OBJECTIVE: Give the listing again character for character, but drop the images.

Collected data
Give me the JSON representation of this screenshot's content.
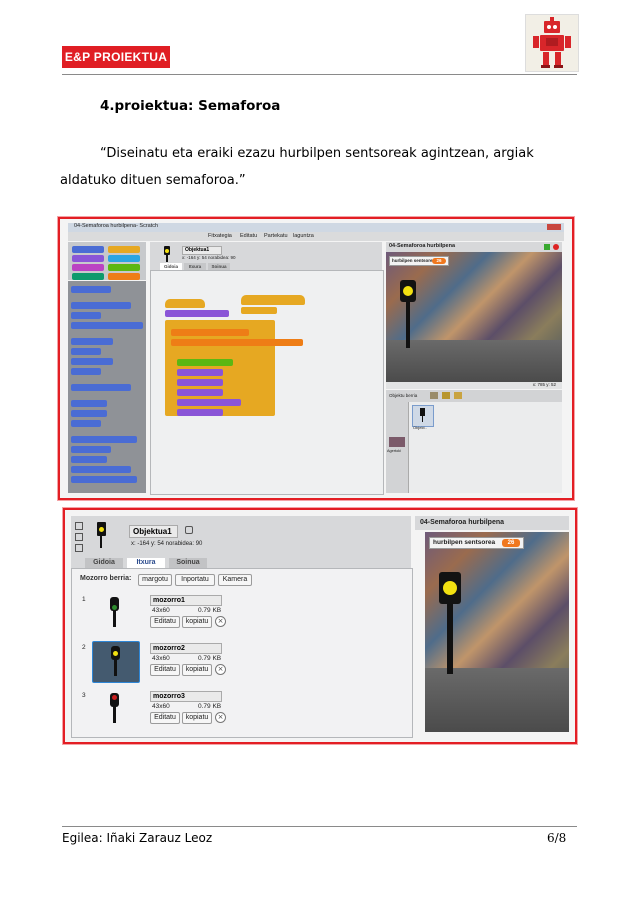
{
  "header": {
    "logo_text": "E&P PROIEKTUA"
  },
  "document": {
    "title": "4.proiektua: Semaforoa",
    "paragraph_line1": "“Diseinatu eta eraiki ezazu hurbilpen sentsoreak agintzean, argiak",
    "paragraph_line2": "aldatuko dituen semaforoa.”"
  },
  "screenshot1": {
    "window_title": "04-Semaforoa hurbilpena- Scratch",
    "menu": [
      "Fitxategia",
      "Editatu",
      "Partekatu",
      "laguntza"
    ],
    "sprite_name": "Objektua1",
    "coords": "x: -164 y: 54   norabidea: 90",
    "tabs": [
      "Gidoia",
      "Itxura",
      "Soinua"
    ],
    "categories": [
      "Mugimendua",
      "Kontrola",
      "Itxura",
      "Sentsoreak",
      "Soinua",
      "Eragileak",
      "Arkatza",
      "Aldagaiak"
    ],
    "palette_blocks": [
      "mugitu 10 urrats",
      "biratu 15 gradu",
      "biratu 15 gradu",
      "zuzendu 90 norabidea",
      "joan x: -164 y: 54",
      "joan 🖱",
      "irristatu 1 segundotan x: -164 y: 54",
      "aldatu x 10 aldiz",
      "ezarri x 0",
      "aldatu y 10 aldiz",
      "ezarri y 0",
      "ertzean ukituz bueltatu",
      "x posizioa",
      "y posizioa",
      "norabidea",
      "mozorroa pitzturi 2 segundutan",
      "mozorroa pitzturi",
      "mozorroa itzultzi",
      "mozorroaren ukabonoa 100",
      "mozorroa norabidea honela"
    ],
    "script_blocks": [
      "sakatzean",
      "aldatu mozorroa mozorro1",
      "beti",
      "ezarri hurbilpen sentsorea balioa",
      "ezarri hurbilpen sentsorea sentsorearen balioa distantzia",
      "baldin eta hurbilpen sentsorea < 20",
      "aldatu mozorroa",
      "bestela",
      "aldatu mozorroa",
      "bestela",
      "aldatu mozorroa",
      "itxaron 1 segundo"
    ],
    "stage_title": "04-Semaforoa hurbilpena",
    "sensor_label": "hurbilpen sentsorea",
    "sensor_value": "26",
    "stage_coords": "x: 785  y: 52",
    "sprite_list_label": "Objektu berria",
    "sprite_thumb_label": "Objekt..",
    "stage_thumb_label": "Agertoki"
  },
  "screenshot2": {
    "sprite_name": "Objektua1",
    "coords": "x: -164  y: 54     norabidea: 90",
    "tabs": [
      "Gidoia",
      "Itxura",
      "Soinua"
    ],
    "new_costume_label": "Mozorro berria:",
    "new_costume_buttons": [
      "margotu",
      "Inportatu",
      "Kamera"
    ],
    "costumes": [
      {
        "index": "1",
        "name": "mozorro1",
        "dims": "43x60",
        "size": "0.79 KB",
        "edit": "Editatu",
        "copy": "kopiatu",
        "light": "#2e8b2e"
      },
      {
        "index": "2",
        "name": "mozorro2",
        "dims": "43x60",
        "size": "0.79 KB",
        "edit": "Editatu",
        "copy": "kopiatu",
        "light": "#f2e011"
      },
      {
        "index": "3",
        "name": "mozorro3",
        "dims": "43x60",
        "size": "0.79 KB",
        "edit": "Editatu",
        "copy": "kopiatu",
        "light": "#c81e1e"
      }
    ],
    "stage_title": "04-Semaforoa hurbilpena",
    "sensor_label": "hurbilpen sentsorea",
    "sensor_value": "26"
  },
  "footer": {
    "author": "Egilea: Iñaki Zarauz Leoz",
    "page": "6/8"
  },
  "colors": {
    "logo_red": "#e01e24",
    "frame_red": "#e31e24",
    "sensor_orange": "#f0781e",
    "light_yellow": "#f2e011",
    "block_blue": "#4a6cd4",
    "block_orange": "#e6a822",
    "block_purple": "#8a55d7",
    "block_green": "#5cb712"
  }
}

SOLUTION TO THIS EXERCISE:
Give me the JSON representation of this screenshot's content.
{
  "header": {
    "logo_text": "E&P PROIEKTUA"
  },
  "document": {
    "title": "4.proiektua: Semaforoa",
    "paragraph_line1": "“Diseinatu eta eraiki ezazu hurbilpen sentsoreak agintzean, argiak",
    "paragraph_line2": "aldatuko dituen semaforoa.”"
  },
  "screenshot1": {
    "window_title": "04-Semaforoa hurbilpena- Scratch",
    "menu": [
      "Fitxategia",
      "Editatu",
      "Partekatu",
      "laguntza"
    ],
    "sprite_name": "Objektua1",
    "coords": "x: -164 y: 54   norabidea: 90",
    "tabs": [
      "Gidoia",
      "Itxura",
      "Soinua"
    ],
    "categories": [
      "Mugimendua",
      "Kontrola",
      "Itxura",
      "Sentsoreak",
      "Soinua",
      "Eragileak",
      "Arkatza",
      "Aldagaiak"
    ],
    "palette_blocks": [
      "mugitu 10 urrats",
      "biratu 15 gradu",
      "biratu 15 gradu",
      "zuzendu 90 norabidea",
      "joan x: -164 y: 54",
      "joan 🖱",
      "irristatu 1 segundotan x: -164 y: 54",
      "aldatu x 10 aldiz",
      "ezarri x 0",
      "aldatu y 10 aldiz",
      "ezarri y 0",
      "ertzean ukituz bueltatu",
      "x posizioa",
      "y posizioa",
      "norabidea",
      "mozorroa pitzturi 2 segundutan",
      "mozorroa pitzturi",
      "mozorroa itzultzi",
      "mozorroaren ukabonoa 100",
      "mozorroa norabidea honela"
    ],
    "script_blocks": [
      "sakatzean",
      "aldatu mozorroa mozorro1",
      "beti",
      "ezarri hurbilpen sentsorea balioa",
      "ezarri hurbilpen sentsorea sentsorearen balioa distantzia",
      "baldin eta hurbilpen sentsorea < 20",
      "aldatu mozorroa",
      "bestela",
      "aldatu mozorroa",
      "bestela",
      "aldatu mozorroa",
      "itxaron 1 segundo"
    ],
    "stage_title": "04-Semaforoa hurbilpena",
    "sensor_label": "hurbilpen sentsorea",
    "sensor_value": "26",
    "stage_coords": "x: 785  y: 52",
    "sprite_list_label": "Objektu berria",
    "sprite_thumb_label": "Objekt..",
    "stage_thumb_label": "Agertoki"
  },
  "screenshot2": {
    "sprite_name": "Objektua1",
    "coords": "x: -164  y: 54     norabidea: 90",
    "tabs": [
      "Gidoia",
      "Itxura",
      "Soinua"
    ],
    "new_costume_label": "Mozorro berria:",
    "new_costume_buttons": [
      "margotu",
      "Inportatu",
      "Kamera"
    ],
    "costumes": [
      {
        "index": "1",
        "name": "mozorro1",
        "dims": "43x60",
        "size": "0.79 KB",
        "edit": "Editatu",
        "copy": "kopiatu",
        "light": "#2e8b2e"
      },
      {
        "index": "2",
        "name": "mozorro2",
        "dims": "43x60",
        "size": "0.79 KB",
        "edit": "Editatu",
        "copy": "kopiatu",
        "light": "#f2e011"
      },
      {
        "index": "3",
        "name": "mozorro3",
        "dims": "43x60",
        "size": "0.79 KB",
        "edit": "Editatu",
        "copy": "kopiatu",
        "light": "#c81e1e"
      }
    ],
    "stage_title": "04-Semaforoa hurbilpena",
    "sensor_label": "hurbilpen sentsorea",
    "sensor_value": "26"
  },
  "footer": {
    "author": "Egilea: Iñaki Zarauz Leoz",
    "page": "6/8"
  },
  "colors": {
    "logo_red": "#e01e24",
    "frame_red": "#e31e24",
    "sensor_orange": "#f0781e",
    "light_yellow": "#f2e011",
    "block_blue": "#4a6cd4",
    "block_orange": "#e6a822",
    "block_purple": "#8a55d7",
    "block_green": "#5cb712"
  }
}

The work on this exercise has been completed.